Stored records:
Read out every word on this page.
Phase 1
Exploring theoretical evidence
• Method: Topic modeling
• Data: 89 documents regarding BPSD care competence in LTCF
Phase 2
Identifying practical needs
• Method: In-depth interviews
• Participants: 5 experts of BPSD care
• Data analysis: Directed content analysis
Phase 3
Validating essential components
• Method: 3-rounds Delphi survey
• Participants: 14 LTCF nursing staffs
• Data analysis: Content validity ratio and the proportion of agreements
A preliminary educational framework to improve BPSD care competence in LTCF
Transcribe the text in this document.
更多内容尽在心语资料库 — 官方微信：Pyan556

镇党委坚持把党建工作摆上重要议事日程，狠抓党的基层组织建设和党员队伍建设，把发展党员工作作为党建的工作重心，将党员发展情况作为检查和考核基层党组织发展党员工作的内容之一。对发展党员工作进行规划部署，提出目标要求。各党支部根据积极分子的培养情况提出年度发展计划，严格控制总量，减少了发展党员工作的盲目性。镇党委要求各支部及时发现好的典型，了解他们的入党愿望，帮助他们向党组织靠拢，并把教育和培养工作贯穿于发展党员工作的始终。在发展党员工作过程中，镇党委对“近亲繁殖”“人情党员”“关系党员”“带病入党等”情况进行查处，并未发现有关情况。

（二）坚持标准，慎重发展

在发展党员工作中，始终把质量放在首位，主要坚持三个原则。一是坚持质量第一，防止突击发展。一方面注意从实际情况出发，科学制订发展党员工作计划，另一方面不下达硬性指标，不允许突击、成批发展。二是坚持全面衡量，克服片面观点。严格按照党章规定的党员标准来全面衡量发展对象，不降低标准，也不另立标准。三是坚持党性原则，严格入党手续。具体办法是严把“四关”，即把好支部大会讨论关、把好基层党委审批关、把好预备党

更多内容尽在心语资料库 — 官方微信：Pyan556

# WHAT YOU ARE ASKED TO DO
From the line holding "Transcribe the text in this document." through the last line above, reproduce each line exactly and add nothing.

# EXERCISE RESULT
Transcribe the text in this document.
更多内容尽在心语资料库 — 官方微信：Pyan556

镇党委坚持把党建工作摆上重要议事日程，狠抓党的基层组织建设和党员队伍建设，把发展党员工作作为党建的工作重心，将党员发展情况作为检查和考核基层党组织发展党员工作的内容之一。对发展党员工作进行规划部署，提出目标要求。各党支部根据积极分子的培养情况提出年度发展计划，严格控制总量，减少了发展党员工作的盲目性。镇党委要求各支部及时发现好的典型，了解他们的入党愿望，帮助他们向党组织靠拢，并把教育和培养工作贯穿于发展党员工作的始终。在发展党员工作过程中，镇党委对“近亲繁殖”“人情党员”“关系党员”“带病入党等”情况进行查处，并未发现有关情况。

（二）坚持标准，慎重发展

在发展党员工作中，始终把质量放在首位，主要坚持三个原则。一是坚持质量第一，防止突击发展。一方面注意从实际情况出发，科学制订发展党员工作计划，另一方面不下达硬性指标，不允许突击、成批发展。二是坚持全面衡量，克服片面观点。严格按照党章规定的党员标准来全面衡量发展对象，不降低标准，也不另立标准。三是坚持党性原则，严格入党手续。具体办法是严把“四关”，即把好支部大会讨论关、把好基层党委审批关、把好预备党

更多内容尽在心语资料库 — 官方微信：Pyan556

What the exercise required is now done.